— BEGIN Provided records —

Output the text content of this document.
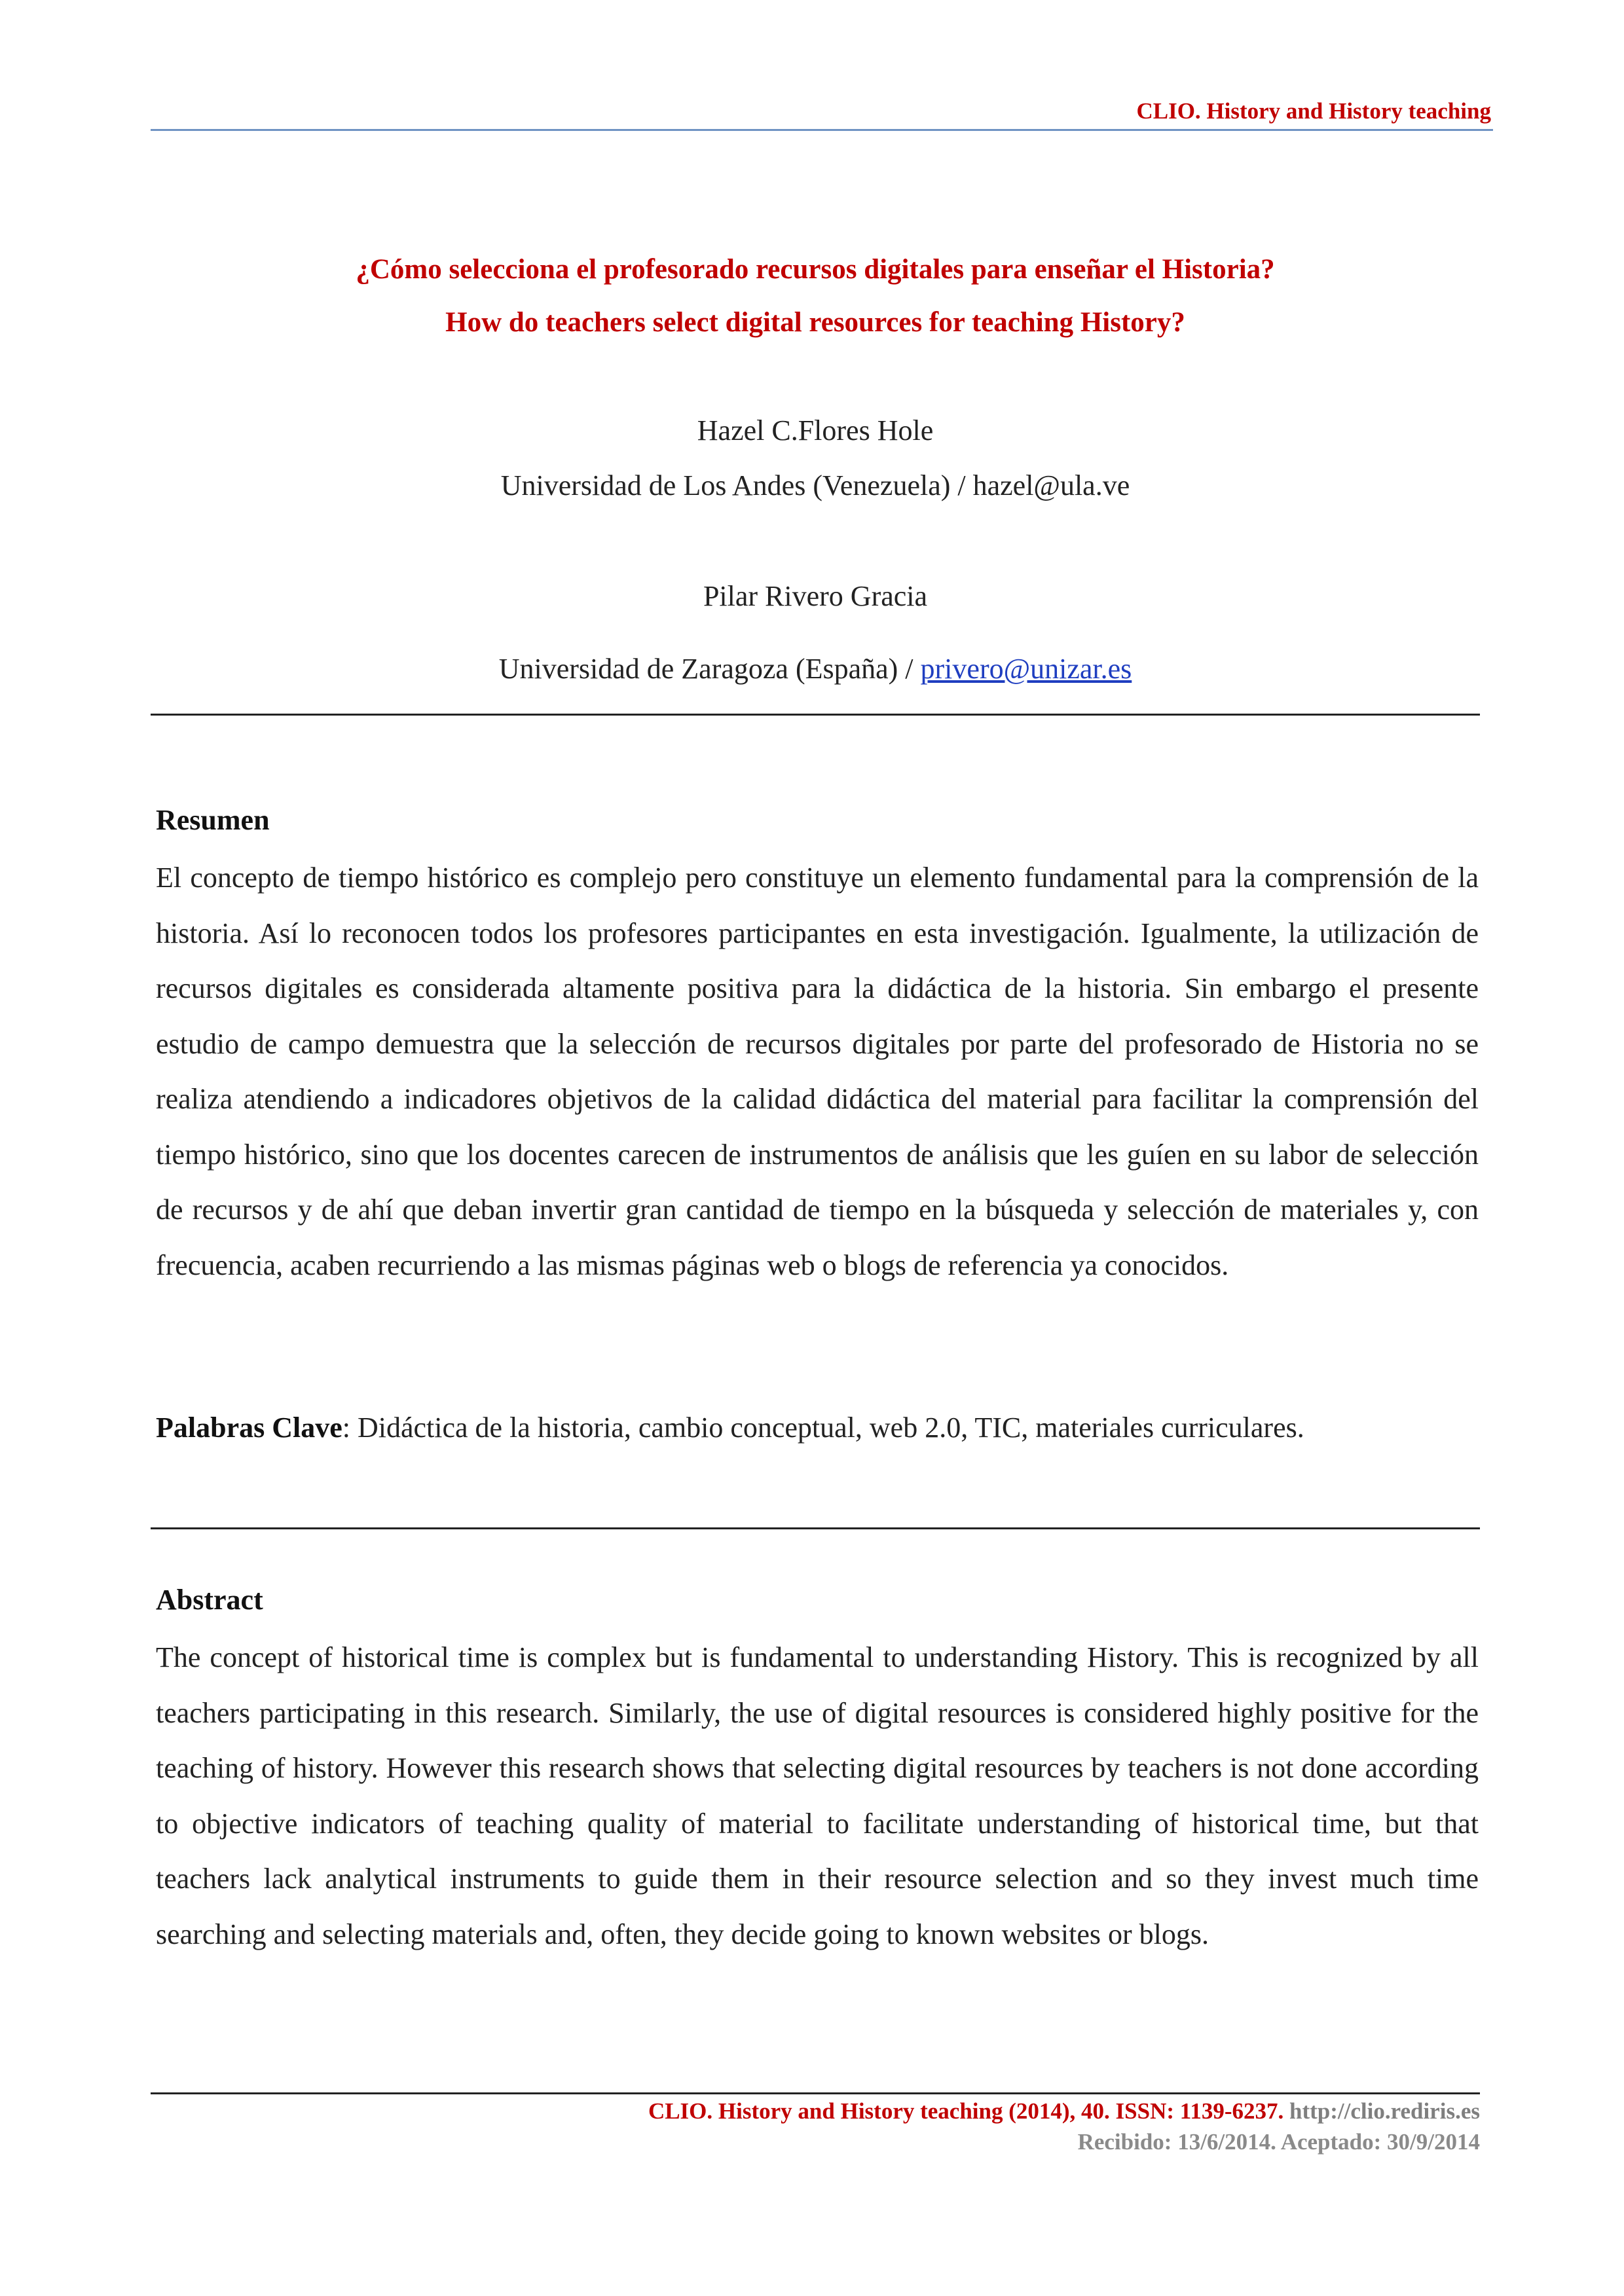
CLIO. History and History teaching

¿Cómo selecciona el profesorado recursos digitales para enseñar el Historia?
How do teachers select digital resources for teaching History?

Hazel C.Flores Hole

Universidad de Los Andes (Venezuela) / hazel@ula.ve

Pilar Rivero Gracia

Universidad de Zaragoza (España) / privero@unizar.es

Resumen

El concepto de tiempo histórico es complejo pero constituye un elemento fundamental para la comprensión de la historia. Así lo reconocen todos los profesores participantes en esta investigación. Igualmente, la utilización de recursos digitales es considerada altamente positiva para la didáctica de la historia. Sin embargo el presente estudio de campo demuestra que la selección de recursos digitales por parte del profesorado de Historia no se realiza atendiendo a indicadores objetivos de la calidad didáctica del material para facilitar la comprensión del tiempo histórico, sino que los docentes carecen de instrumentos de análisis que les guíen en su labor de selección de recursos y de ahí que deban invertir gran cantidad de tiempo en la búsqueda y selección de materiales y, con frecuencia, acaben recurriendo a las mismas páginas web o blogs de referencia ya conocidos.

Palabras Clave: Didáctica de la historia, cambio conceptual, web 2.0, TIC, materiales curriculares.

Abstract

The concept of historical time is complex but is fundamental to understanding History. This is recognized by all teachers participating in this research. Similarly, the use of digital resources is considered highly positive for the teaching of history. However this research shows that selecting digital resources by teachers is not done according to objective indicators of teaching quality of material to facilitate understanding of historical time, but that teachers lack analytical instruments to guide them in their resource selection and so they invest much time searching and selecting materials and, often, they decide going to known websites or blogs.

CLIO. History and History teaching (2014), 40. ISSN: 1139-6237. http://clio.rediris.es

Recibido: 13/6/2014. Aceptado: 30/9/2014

— END Provided records —
— BEGIN Provided records —

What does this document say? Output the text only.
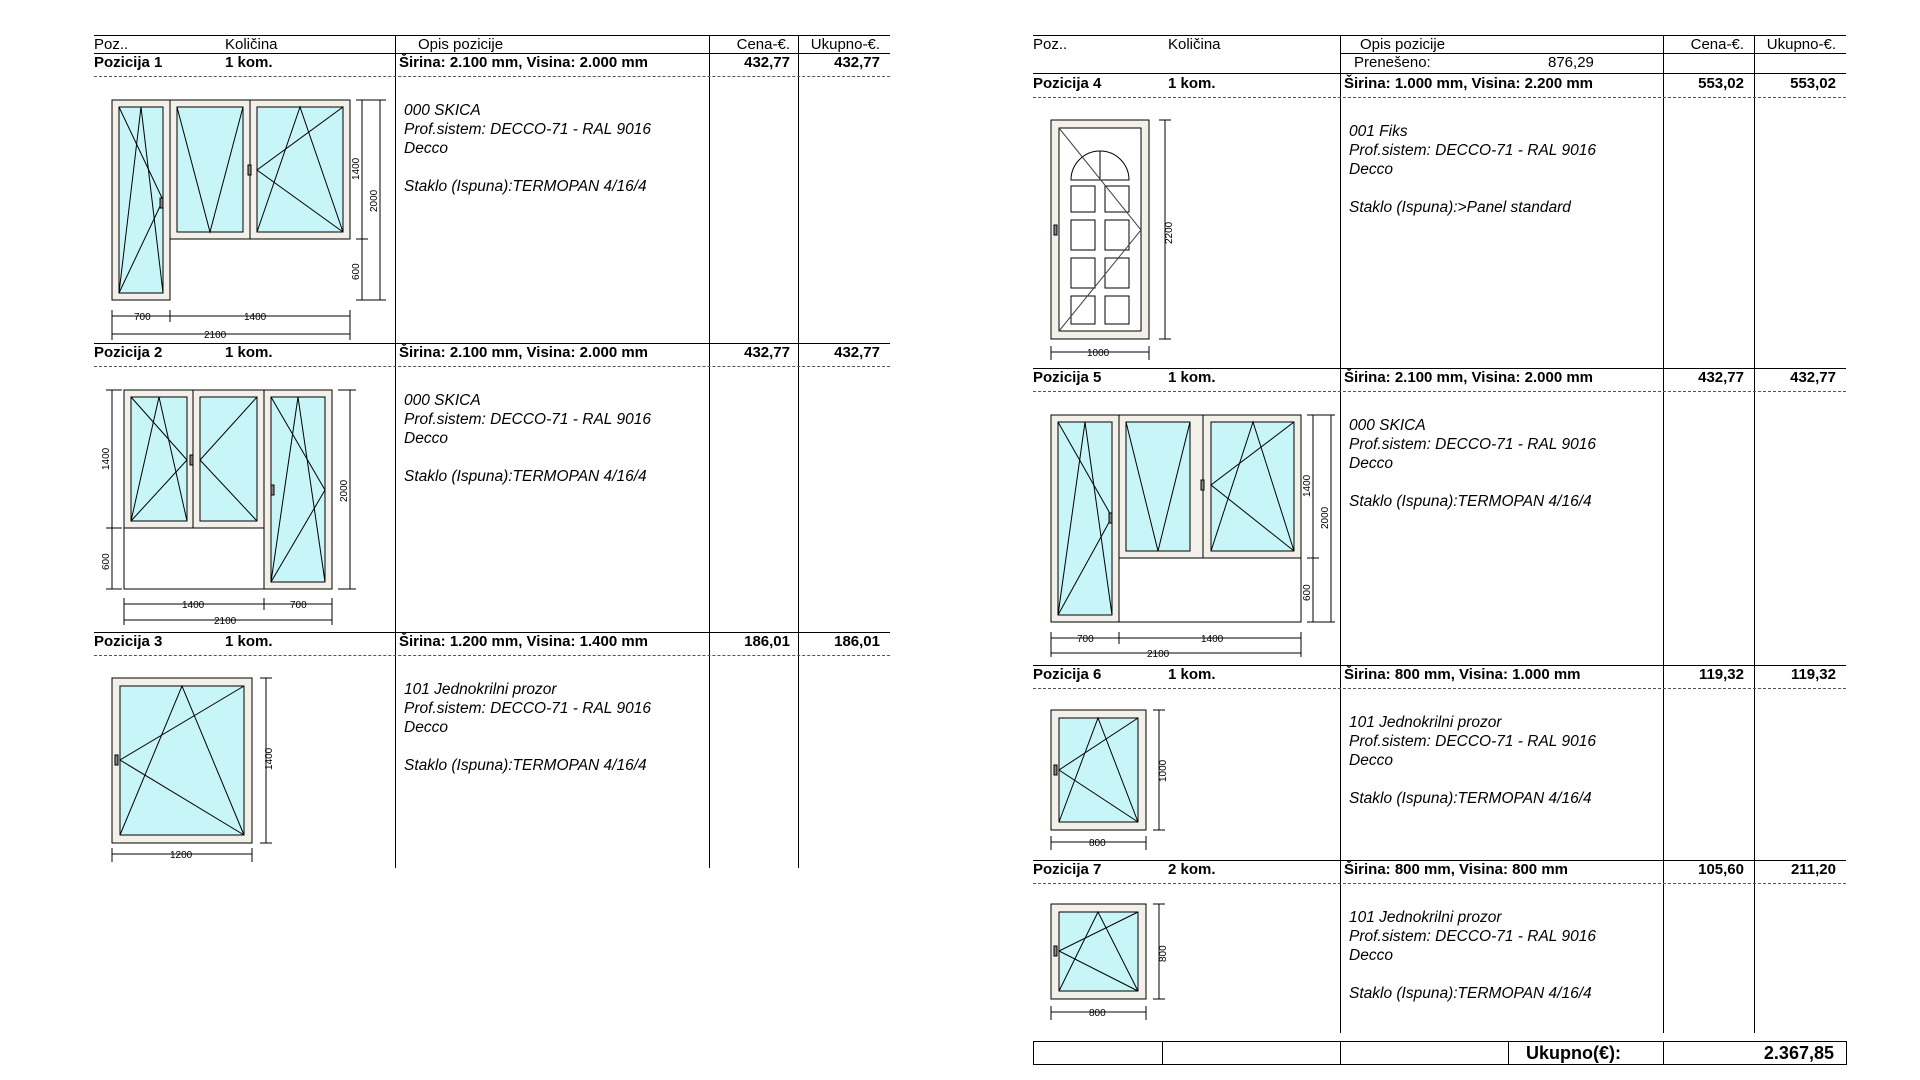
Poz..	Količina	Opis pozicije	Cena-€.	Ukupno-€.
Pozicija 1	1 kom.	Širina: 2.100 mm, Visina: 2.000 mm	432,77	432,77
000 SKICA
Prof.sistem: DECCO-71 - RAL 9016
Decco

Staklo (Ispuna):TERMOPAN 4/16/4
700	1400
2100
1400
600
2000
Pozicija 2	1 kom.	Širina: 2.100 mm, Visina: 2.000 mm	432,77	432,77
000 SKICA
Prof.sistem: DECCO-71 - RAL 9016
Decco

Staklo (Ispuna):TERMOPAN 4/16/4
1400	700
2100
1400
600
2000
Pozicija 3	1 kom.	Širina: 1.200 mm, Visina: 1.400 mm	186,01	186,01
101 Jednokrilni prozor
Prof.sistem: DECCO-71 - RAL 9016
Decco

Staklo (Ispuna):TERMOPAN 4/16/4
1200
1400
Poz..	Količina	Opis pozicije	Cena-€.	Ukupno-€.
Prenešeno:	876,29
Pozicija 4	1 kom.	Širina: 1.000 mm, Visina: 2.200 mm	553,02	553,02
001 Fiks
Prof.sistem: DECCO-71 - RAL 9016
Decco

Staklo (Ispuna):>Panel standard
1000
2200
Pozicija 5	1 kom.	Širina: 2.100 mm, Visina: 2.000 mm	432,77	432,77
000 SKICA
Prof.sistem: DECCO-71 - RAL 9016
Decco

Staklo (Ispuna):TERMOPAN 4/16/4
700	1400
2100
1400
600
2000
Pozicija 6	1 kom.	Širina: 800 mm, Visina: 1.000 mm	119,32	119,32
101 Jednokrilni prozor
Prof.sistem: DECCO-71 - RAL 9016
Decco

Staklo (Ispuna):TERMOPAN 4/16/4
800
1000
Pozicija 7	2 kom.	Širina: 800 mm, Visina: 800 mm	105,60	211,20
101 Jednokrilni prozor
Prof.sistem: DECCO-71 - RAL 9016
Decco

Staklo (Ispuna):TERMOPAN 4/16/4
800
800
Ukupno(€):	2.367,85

— END Provided records —

# Direction:
Give the count of lines in the listing above that include "resources", with no other words.

# Task result:
2